- _Brief_: Collect each line of the records containing the string "Болѣе".

- _Task input_:
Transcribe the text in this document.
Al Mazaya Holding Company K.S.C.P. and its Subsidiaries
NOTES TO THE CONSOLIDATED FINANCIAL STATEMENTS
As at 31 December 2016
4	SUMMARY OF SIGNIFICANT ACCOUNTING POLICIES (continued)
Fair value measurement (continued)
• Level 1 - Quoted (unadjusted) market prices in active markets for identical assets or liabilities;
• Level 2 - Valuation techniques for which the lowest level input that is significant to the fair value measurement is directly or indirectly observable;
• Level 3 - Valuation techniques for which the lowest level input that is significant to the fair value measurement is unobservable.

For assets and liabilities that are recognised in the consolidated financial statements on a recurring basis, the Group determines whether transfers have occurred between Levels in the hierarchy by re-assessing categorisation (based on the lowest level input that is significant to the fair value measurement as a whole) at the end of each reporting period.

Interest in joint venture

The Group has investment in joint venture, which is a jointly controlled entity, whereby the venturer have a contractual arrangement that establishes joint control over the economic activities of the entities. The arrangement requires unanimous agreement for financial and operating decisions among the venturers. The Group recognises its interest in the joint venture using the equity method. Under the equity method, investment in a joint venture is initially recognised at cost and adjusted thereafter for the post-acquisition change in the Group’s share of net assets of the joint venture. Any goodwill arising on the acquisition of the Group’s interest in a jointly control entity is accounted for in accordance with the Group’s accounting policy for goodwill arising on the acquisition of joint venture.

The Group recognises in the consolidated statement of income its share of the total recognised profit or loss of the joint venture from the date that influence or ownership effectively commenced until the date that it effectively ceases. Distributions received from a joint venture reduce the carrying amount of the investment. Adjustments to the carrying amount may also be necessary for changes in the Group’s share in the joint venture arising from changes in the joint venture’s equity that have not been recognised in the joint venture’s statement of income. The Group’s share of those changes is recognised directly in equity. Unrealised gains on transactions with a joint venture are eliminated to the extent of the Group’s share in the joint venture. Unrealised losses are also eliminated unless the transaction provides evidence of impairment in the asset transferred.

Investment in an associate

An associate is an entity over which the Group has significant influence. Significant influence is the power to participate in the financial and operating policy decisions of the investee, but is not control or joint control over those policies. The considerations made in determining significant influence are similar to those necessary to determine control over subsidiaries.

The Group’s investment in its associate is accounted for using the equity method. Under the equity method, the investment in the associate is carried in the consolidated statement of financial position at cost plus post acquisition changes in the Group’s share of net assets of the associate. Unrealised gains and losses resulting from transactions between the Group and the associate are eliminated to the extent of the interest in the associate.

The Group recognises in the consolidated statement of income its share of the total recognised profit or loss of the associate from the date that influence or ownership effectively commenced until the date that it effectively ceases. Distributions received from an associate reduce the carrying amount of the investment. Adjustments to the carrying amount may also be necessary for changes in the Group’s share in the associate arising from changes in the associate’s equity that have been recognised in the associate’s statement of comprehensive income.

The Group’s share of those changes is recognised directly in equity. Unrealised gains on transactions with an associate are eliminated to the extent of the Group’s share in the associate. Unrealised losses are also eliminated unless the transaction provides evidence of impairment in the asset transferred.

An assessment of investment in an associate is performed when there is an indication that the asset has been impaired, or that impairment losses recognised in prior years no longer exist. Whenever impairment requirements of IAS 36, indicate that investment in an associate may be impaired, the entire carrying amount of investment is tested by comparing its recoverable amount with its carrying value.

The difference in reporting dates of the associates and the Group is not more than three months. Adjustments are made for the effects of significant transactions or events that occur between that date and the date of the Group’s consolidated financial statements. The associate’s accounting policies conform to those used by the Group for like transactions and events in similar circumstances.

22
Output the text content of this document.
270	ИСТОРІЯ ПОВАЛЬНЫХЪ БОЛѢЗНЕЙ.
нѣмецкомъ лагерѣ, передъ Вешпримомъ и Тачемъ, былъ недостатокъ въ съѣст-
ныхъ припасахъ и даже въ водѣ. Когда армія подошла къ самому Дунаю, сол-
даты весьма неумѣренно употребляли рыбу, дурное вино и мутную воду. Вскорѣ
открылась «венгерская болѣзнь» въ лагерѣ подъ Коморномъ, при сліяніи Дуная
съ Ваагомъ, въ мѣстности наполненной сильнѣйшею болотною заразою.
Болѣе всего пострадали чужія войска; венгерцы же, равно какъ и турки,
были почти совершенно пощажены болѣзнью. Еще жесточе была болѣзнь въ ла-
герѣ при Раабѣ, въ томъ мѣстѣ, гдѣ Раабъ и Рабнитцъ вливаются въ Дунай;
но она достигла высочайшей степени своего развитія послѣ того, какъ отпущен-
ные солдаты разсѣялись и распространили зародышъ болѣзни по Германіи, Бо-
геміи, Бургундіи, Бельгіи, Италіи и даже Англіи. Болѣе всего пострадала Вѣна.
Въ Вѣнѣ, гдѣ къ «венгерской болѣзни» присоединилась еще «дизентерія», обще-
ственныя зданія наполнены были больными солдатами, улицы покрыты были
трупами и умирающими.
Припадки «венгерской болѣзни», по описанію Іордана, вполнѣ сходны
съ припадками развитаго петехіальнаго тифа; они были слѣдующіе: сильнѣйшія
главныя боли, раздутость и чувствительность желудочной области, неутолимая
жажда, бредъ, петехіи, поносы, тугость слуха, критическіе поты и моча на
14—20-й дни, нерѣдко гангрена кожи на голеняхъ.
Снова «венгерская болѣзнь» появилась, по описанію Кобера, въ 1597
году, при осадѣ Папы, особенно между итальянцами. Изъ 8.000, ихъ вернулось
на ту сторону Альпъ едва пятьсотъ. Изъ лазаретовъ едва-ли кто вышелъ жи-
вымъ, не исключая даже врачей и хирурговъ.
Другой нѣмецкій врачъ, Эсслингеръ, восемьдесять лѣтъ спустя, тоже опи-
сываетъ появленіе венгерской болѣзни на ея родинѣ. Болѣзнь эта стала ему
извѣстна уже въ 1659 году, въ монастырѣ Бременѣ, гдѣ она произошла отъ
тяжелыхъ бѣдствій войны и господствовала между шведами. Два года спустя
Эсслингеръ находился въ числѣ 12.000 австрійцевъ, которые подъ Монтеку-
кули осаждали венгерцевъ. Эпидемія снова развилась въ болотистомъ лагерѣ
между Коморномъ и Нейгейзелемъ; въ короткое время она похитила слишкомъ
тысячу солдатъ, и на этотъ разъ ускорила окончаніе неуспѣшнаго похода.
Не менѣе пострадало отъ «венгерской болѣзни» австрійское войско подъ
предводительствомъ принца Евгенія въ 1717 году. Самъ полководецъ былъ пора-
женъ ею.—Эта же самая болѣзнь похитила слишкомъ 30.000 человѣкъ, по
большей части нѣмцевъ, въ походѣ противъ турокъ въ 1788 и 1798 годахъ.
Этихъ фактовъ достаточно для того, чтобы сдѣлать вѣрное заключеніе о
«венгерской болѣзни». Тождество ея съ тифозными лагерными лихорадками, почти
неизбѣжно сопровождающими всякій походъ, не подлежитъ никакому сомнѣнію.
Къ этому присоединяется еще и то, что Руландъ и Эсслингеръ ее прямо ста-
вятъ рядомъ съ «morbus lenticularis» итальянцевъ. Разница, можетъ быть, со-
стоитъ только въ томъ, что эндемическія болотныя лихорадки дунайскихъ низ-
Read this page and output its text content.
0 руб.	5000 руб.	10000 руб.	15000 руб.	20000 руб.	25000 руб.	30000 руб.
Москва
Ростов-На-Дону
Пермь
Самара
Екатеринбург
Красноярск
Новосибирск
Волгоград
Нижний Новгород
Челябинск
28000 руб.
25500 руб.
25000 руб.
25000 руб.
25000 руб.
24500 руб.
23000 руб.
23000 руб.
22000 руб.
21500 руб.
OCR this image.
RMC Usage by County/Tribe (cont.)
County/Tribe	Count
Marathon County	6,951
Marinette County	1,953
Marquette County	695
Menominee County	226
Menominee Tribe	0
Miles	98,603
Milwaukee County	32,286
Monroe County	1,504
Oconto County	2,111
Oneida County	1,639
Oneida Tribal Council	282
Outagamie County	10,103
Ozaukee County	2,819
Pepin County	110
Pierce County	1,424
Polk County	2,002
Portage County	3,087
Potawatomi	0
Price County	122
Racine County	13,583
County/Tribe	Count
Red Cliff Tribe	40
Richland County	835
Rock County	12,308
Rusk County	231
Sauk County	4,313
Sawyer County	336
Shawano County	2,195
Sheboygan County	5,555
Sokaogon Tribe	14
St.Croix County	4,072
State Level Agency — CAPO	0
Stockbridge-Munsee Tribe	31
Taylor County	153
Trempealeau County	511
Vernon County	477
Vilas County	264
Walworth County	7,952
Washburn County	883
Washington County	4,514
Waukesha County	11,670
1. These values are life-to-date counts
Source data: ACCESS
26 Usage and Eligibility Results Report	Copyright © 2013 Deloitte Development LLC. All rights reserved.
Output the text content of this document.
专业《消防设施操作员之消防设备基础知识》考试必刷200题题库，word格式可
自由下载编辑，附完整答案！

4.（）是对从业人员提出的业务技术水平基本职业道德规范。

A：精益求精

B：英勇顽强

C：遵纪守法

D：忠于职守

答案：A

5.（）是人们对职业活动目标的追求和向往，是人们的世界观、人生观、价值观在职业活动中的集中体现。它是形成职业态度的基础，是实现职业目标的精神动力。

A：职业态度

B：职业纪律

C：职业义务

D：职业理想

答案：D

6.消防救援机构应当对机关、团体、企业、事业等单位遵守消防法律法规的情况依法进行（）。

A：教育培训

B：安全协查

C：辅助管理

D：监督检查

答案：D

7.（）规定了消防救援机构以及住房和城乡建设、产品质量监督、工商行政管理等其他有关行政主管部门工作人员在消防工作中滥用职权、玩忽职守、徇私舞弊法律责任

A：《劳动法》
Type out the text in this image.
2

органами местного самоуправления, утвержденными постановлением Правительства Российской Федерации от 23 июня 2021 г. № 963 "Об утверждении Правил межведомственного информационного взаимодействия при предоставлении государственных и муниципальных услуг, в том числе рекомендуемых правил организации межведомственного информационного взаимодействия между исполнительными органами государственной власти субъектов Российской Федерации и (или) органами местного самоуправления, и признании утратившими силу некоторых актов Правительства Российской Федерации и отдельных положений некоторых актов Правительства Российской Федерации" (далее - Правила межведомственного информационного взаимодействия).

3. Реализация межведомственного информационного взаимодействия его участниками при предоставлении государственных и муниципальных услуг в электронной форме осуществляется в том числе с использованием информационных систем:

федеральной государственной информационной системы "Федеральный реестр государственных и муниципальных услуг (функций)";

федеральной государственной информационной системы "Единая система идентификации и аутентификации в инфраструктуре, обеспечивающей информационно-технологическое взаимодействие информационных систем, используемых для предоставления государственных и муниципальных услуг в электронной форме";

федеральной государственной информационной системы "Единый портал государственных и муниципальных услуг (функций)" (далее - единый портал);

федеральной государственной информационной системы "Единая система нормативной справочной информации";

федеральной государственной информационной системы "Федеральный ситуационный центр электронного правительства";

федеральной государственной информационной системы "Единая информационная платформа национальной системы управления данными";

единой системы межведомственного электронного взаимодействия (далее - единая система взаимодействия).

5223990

- _Exercise solution_:
Болѣе всего пострадали чужія войска; венгерцы же, равно какъ и турки,
геміи, Бургундіи, Бельгіи, Италіи и даже Англіи. Болѣе всего пострадала Вѣна.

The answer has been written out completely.